The problem:
Beginning at the line containing "What does this" and continuing to the end of the records below, give each line again exactly as it stands, and only those lines.

--- begin Records provided ---

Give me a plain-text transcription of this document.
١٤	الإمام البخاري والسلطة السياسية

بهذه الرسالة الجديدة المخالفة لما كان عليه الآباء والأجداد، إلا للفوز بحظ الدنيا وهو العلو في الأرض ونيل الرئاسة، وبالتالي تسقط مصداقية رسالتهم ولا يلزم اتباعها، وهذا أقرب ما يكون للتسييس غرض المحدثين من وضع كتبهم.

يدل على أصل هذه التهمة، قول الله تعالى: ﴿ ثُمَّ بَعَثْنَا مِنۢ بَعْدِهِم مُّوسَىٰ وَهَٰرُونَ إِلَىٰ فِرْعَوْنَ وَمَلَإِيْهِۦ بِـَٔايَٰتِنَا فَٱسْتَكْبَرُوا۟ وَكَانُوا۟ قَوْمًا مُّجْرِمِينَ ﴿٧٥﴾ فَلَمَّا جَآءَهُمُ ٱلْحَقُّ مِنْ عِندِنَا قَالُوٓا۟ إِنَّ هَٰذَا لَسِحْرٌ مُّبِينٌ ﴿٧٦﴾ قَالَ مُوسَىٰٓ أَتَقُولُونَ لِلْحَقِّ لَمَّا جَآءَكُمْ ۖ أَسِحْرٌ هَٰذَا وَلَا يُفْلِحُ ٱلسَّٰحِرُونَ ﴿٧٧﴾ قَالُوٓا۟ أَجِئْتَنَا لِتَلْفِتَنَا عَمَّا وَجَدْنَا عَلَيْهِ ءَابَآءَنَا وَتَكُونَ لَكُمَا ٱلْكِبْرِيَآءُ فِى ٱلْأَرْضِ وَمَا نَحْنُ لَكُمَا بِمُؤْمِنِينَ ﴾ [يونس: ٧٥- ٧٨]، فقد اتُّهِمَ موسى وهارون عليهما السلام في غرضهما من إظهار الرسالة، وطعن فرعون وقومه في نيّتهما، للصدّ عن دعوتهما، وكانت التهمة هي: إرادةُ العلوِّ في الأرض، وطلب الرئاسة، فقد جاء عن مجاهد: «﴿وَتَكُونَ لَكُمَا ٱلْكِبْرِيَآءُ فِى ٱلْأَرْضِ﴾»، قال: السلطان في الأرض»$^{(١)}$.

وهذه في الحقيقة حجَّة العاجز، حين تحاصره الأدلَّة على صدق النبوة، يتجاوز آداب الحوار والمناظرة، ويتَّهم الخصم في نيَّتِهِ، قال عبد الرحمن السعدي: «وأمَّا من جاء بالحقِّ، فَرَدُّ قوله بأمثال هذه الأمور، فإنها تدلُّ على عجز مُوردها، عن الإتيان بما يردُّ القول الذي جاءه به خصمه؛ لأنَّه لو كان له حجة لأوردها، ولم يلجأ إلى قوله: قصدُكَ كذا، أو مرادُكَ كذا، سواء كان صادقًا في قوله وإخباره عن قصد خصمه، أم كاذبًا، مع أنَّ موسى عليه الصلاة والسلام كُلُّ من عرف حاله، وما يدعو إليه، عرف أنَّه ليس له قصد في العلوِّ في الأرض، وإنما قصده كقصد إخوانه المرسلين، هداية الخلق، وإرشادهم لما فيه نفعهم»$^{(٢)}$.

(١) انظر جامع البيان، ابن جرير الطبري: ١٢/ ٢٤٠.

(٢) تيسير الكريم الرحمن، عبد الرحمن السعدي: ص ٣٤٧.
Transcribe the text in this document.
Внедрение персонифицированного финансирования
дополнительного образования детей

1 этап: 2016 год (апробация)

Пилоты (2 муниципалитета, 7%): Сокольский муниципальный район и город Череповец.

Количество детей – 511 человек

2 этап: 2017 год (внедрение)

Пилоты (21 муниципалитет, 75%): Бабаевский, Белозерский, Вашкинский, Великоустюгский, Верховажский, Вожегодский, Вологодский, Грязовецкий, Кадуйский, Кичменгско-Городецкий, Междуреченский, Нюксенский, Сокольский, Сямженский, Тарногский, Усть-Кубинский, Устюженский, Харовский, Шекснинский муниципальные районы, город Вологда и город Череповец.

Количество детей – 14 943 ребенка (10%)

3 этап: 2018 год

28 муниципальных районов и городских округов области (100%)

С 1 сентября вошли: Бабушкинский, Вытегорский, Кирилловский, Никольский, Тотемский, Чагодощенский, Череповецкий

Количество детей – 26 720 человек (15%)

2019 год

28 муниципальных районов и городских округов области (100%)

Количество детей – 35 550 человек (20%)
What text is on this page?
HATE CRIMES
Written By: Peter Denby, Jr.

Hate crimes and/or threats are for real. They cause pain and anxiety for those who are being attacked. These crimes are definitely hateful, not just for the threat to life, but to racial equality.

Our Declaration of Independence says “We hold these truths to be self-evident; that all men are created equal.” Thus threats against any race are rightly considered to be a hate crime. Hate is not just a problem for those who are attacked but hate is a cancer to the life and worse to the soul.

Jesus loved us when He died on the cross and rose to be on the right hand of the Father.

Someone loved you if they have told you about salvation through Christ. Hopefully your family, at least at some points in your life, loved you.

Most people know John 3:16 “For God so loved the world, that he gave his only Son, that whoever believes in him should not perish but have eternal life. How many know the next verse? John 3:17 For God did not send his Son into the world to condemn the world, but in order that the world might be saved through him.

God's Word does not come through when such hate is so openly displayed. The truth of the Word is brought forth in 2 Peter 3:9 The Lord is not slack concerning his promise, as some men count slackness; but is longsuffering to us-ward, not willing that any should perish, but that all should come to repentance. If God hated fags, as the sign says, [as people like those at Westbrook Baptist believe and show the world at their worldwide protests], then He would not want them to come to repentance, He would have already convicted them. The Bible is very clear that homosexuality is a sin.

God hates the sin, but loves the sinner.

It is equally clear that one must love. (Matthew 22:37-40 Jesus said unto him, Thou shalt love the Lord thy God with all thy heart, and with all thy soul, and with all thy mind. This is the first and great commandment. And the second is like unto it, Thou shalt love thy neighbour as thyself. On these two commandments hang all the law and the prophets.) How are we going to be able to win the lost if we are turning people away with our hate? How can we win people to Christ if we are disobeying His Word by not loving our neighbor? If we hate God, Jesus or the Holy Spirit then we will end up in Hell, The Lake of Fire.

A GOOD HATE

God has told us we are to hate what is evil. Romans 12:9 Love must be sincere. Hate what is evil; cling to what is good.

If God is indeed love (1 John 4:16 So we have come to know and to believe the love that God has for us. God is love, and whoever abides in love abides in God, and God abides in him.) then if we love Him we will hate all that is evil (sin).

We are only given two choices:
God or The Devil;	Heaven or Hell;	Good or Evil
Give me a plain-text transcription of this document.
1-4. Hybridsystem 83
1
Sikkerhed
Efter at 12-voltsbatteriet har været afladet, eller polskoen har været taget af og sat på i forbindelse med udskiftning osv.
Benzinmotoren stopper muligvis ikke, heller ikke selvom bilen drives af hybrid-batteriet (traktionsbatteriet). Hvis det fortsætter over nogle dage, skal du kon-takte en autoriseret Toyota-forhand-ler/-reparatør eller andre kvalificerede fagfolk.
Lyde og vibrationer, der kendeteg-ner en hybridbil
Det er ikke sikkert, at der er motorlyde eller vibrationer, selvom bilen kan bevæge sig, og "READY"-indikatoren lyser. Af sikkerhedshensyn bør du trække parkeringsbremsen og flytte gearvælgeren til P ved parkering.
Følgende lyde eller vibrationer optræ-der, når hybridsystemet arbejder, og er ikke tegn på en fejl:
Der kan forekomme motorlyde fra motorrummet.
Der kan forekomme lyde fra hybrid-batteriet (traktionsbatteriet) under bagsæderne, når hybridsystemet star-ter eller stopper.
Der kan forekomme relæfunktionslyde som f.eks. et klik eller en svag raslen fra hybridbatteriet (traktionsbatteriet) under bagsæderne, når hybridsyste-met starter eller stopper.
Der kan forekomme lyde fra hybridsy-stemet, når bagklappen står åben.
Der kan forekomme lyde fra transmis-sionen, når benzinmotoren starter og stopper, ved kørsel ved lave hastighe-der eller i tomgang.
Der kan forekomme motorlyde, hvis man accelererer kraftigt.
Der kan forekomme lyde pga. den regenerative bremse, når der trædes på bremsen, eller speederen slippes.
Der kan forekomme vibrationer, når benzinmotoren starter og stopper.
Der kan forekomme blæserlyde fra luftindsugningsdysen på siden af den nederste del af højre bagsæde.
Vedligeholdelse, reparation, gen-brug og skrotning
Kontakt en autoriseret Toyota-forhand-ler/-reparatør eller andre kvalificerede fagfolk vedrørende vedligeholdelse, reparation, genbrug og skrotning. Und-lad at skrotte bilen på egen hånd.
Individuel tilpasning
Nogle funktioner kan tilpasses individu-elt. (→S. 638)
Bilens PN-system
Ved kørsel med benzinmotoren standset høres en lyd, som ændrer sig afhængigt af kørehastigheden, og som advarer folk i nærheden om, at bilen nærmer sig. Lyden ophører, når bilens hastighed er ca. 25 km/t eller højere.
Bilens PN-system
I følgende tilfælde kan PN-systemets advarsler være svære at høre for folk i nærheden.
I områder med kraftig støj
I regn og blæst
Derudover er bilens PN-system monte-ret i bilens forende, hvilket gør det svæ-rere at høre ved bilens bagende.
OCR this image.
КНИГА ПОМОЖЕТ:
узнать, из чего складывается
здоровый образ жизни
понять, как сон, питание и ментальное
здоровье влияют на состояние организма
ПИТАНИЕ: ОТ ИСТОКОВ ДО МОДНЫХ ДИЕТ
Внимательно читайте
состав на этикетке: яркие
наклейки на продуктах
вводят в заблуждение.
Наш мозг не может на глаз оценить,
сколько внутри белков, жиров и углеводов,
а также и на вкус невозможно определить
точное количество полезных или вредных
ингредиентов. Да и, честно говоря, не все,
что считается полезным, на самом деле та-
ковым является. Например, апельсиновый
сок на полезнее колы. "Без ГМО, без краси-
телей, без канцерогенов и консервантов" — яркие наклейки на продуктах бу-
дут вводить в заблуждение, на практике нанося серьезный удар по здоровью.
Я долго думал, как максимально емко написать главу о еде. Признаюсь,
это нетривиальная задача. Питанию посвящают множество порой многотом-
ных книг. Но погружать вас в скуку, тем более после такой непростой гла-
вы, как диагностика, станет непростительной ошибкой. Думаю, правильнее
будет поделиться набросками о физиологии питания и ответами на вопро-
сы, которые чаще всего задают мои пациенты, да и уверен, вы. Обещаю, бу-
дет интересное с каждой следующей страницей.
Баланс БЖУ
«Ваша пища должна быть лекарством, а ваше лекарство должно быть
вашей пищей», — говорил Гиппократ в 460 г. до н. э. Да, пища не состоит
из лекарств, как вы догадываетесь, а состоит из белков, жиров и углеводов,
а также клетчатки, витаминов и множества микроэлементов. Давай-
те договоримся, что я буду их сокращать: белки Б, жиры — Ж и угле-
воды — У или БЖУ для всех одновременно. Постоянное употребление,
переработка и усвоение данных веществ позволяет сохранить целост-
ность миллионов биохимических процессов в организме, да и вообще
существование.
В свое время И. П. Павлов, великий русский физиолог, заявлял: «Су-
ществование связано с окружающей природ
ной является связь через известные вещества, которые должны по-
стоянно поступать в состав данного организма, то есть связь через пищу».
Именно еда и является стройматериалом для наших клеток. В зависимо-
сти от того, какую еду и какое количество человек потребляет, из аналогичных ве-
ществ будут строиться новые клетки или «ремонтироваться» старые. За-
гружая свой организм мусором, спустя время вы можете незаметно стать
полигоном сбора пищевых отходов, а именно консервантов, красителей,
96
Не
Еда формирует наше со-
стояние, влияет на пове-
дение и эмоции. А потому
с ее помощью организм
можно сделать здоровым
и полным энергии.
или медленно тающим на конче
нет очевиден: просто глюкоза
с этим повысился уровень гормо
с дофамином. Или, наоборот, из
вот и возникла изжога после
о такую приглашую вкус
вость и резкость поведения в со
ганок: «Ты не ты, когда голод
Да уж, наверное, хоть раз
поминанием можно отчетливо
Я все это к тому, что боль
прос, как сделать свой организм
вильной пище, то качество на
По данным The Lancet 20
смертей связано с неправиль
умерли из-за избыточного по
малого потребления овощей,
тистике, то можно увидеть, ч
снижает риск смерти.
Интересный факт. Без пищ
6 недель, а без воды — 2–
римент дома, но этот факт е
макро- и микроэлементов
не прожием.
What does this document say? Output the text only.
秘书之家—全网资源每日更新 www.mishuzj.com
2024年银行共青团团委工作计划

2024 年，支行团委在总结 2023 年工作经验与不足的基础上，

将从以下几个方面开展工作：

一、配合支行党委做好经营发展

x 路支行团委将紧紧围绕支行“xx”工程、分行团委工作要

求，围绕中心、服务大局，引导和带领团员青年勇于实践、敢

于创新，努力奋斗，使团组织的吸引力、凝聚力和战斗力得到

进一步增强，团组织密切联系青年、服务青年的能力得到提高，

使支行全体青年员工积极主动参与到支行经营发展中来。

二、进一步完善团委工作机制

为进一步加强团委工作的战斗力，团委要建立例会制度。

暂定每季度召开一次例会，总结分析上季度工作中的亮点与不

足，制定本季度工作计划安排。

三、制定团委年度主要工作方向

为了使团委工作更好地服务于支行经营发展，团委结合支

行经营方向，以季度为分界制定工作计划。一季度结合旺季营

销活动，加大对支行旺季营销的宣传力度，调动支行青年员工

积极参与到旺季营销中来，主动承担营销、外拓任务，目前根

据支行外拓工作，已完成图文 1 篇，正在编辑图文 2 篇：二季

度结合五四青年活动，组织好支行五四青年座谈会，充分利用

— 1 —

--- end Records provided ---

Worked answer:
What does this document say? Output the text only.
秘书之家—全网资源每日更新 www.mishuzj.com
2024年银行共青团团委工作计划

2024 年，支行团委在总结 2023 年工作经验与不足的基础上，

将从以下几个方面开展工作：

一、配合支行党委做好经营发展

x 路支行团委将紧紧围绕支行“xx”工程、分行团委工作要

求，围绕中心、服务大局，引导和带领团员青年勇于实践、敢

于创新，努力奋斗，使团组织的吸引力、凝聚力和战斗力得到

进一步增强，团组织密切联系青年、服务青年的能力得到提高，

使支行全体青年员工积极主动参与到支行经营发展中来。

二、进一步完善团委工作机制

为进一步加强团委工作的战斗力，团委要建立例会制度。

暂定每季度召开一次例会，总结分析上季度工作中的亮点与不

足，制定本季度工作计划安排。

三、制定团委年度主要工作方向

为了使团委工作更好地服务于支行经营发展，团委结合支

行经营方向，以季度为分界制定工作计划。一季度结合旺季营

销活动，加大对支行旺季营销的宣传力度，调动支行青年员工

积极参与到旺季营销中来，主动承担营销、外拓任务，目前根

据支行外拓工作，已完成图文 1 篇，正在编辑图文 2 篇：二季

度结合五四青年活动，组织好支行五四青年座谈会，充分利用

— 1 —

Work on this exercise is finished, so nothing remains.